Keep every line where the word "grid" appears; drop the rest.

**Figure collection entries**

------------------------

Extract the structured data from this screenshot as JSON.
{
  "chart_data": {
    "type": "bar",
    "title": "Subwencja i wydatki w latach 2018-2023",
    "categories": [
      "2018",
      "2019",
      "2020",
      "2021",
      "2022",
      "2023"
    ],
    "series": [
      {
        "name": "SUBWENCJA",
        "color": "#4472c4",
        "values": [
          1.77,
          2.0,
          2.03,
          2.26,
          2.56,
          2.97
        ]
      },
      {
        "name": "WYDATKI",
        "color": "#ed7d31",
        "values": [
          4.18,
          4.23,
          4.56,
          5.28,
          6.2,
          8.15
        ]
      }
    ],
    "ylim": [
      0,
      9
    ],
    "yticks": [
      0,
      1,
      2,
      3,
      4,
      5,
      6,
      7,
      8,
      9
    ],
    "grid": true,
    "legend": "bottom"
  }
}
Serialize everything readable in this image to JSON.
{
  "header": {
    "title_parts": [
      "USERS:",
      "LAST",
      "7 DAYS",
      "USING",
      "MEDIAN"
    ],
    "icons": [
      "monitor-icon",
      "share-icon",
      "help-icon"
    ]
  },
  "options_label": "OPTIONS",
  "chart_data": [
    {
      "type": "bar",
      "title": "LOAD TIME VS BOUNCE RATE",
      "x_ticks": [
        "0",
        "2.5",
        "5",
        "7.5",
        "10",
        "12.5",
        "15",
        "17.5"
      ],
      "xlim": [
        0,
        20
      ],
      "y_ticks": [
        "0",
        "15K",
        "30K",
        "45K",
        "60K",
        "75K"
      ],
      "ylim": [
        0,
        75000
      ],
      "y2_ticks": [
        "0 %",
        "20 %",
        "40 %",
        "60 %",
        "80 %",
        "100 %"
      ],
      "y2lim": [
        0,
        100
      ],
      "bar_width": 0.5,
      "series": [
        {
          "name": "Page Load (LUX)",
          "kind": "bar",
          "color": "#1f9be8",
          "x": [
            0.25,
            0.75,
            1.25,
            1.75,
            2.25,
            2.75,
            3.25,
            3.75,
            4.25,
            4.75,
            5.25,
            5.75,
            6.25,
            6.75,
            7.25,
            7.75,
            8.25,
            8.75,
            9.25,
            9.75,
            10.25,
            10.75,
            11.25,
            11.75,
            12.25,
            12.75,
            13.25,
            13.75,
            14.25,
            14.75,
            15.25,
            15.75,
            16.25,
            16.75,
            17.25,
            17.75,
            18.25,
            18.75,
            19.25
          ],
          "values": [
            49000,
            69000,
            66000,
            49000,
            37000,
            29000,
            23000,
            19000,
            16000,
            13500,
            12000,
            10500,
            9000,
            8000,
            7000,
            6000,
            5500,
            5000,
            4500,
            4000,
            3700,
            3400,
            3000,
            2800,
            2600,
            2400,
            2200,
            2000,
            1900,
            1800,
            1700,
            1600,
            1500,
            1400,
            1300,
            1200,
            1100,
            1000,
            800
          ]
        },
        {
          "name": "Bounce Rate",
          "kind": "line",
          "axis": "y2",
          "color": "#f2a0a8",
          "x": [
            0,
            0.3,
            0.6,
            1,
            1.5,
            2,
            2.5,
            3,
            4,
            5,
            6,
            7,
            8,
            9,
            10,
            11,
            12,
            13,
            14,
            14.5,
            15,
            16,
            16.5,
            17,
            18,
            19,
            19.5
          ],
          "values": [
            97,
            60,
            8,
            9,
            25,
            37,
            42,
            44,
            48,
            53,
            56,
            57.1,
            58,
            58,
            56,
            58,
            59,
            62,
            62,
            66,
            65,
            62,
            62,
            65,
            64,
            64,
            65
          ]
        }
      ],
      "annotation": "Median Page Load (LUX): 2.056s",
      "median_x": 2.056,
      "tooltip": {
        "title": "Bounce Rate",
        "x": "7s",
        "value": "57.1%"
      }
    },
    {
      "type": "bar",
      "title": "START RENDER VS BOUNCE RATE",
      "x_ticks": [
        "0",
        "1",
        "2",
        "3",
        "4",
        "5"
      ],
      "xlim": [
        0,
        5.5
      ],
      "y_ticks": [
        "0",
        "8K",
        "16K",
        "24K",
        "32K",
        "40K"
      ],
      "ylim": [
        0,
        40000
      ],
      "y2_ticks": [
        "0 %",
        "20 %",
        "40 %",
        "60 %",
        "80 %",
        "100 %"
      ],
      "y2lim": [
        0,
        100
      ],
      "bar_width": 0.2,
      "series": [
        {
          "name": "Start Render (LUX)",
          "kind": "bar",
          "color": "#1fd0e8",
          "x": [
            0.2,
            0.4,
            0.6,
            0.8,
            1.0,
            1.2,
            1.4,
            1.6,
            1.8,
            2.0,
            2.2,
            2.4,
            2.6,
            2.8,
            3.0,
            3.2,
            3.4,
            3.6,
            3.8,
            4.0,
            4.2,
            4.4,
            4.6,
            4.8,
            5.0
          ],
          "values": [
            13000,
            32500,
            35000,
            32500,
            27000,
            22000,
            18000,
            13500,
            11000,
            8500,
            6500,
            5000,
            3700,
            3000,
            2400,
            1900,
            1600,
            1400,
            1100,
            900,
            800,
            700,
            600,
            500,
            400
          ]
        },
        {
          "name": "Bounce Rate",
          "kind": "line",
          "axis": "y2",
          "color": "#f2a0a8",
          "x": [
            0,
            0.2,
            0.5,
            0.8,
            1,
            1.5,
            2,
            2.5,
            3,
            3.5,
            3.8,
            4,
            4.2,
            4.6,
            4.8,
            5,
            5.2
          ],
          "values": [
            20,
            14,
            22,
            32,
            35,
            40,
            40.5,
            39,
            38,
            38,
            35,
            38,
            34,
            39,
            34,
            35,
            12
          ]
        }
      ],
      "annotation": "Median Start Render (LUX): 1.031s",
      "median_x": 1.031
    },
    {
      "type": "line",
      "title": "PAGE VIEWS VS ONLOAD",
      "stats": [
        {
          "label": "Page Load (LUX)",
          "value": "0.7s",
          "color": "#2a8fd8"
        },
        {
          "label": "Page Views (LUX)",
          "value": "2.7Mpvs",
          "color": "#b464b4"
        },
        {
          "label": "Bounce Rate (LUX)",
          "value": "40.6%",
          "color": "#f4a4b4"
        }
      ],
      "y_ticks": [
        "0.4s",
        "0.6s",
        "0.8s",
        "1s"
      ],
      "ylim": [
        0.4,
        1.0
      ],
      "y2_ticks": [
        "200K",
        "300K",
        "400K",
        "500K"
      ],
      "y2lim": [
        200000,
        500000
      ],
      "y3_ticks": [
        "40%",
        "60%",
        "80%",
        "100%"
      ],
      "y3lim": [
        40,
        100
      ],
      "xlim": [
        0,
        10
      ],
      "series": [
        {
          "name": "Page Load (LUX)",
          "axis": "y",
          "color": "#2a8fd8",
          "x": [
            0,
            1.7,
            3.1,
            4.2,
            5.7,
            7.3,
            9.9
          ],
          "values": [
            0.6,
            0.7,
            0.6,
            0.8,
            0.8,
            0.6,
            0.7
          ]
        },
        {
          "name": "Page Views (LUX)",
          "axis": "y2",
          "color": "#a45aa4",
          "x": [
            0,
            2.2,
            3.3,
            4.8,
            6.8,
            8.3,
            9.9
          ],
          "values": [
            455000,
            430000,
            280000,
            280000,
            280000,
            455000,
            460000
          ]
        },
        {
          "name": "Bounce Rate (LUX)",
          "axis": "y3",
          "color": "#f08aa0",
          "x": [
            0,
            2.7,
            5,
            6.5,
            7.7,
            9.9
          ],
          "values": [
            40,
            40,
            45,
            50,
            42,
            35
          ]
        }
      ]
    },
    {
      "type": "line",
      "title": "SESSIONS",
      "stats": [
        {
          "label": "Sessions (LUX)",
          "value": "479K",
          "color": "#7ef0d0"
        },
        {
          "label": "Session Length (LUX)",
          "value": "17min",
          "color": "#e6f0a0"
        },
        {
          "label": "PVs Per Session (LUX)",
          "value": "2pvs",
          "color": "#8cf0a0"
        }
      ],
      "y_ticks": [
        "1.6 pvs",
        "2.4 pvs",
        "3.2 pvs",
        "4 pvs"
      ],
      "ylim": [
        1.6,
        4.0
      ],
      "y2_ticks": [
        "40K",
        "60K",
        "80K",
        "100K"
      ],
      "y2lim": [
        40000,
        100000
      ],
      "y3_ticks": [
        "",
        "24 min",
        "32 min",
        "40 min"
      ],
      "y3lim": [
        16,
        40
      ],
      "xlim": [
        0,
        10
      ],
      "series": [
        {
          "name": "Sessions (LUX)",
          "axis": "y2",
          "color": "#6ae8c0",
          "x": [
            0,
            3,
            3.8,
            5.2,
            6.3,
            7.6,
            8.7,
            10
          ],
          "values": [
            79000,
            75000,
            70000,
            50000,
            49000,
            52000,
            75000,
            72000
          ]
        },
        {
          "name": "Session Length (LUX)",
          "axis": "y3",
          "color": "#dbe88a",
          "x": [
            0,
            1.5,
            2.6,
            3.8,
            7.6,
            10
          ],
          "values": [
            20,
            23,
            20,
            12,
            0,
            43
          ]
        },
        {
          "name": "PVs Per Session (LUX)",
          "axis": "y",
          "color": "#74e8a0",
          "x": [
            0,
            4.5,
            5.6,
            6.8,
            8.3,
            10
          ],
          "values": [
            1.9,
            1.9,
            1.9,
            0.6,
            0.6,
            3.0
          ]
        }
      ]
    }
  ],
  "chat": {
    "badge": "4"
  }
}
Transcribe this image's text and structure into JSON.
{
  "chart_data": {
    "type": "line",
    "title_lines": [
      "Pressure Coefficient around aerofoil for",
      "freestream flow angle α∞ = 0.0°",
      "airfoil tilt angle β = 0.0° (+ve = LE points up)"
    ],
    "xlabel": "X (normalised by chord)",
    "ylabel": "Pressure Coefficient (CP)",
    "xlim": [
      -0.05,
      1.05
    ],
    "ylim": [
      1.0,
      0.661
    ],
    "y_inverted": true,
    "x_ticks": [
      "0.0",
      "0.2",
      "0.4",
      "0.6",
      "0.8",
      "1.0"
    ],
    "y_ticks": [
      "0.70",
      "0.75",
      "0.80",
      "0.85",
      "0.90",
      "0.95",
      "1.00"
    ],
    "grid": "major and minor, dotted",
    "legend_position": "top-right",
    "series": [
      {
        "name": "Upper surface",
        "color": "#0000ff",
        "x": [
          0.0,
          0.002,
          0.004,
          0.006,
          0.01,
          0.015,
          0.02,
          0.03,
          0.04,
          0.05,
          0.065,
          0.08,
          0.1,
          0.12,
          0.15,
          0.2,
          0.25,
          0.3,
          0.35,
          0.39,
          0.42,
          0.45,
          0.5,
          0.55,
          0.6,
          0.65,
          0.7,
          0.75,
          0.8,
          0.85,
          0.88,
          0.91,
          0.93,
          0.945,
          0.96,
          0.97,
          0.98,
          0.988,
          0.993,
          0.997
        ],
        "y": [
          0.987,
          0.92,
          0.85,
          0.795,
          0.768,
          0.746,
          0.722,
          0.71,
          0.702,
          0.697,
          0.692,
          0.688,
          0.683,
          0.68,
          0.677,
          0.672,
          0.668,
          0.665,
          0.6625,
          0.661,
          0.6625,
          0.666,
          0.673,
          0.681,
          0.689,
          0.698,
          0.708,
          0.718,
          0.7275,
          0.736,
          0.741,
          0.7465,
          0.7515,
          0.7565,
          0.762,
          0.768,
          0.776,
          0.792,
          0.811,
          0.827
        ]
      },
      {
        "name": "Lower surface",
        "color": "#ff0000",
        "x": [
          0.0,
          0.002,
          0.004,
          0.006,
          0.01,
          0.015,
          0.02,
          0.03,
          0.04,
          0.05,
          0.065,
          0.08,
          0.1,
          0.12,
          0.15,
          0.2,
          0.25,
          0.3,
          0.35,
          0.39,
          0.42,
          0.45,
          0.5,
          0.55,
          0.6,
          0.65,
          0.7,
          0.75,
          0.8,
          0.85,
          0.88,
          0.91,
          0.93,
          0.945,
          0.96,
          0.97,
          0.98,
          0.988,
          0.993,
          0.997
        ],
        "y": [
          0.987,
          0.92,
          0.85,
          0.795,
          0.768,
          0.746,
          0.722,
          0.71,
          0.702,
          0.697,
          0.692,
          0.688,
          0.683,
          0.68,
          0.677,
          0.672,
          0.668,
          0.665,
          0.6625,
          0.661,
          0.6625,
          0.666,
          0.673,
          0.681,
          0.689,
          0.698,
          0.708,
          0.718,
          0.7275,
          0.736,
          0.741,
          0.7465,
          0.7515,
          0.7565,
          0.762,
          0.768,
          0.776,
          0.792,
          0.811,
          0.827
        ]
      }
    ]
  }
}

------------------------

**Exercise answer**
    "grid": true,
    "grid": "major and minor, dotted",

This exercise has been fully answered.